» DO THIS
Gather all lines in the entries below that include the word "Commerciare".

» Dataset items

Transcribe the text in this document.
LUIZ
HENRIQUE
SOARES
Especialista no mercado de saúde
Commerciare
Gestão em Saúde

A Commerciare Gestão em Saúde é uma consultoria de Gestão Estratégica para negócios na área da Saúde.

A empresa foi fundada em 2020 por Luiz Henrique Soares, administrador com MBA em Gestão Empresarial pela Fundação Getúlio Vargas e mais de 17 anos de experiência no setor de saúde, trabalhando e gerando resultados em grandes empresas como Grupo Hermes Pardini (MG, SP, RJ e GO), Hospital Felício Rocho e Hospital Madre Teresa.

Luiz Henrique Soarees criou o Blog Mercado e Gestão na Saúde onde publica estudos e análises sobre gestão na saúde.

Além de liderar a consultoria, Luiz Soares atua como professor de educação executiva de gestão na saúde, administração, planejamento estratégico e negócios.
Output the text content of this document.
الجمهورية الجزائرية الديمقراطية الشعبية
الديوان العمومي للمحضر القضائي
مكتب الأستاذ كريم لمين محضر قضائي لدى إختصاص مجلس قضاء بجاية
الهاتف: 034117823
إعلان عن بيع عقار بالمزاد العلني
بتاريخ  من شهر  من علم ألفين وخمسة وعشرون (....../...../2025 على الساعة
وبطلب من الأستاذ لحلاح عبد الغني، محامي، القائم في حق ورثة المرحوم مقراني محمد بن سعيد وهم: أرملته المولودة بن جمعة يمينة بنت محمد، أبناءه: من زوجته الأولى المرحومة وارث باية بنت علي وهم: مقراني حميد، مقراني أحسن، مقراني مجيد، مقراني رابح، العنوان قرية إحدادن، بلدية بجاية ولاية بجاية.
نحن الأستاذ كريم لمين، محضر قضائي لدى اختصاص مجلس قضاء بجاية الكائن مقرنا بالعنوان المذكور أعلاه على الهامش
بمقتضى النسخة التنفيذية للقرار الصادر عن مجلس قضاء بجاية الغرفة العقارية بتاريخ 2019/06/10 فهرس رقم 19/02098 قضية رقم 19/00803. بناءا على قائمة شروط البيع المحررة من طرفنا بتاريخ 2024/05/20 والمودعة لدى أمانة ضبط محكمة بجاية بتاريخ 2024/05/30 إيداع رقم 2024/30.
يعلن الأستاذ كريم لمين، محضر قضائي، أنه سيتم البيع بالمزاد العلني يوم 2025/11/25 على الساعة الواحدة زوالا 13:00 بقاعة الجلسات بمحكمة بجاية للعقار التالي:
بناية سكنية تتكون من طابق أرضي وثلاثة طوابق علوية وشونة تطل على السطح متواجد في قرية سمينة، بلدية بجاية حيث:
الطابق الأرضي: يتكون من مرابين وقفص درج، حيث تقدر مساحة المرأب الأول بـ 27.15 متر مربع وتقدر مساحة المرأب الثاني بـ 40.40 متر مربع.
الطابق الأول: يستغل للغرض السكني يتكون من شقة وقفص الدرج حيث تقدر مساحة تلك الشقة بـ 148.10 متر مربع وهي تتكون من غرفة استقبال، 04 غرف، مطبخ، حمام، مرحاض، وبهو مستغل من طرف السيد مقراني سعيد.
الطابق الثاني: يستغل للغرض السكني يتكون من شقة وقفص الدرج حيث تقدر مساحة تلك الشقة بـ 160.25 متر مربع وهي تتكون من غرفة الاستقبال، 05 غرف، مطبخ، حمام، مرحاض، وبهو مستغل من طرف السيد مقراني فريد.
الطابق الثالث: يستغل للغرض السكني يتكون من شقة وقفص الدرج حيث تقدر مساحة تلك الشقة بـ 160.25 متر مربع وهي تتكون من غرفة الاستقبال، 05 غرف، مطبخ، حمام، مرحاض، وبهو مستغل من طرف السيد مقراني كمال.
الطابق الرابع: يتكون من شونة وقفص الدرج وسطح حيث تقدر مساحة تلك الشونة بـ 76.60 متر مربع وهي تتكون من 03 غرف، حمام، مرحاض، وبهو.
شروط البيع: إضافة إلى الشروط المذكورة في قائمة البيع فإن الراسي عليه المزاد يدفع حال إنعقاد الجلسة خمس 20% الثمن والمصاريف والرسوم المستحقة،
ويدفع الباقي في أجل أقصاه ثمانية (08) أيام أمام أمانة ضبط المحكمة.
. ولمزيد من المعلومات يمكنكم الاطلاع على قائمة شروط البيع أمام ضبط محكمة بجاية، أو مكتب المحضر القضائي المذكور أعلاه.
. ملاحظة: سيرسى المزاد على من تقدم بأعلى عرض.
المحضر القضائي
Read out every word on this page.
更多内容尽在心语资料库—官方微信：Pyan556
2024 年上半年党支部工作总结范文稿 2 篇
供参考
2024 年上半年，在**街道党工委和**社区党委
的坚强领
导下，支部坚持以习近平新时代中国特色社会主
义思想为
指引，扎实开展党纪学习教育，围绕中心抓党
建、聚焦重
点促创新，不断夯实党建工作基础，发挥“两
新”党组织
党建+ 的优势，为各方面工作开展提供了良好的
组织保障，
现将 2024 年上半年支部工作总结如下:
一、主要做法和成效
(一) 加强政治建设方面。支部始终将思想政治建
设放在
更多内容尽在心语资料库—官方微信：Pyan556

» OUTPUT FOR THIS TASK
Commerciare
A Commerciare Gestão em Saúde é uma consultoria de Gestão Estratégica para negócios na área da Saúde.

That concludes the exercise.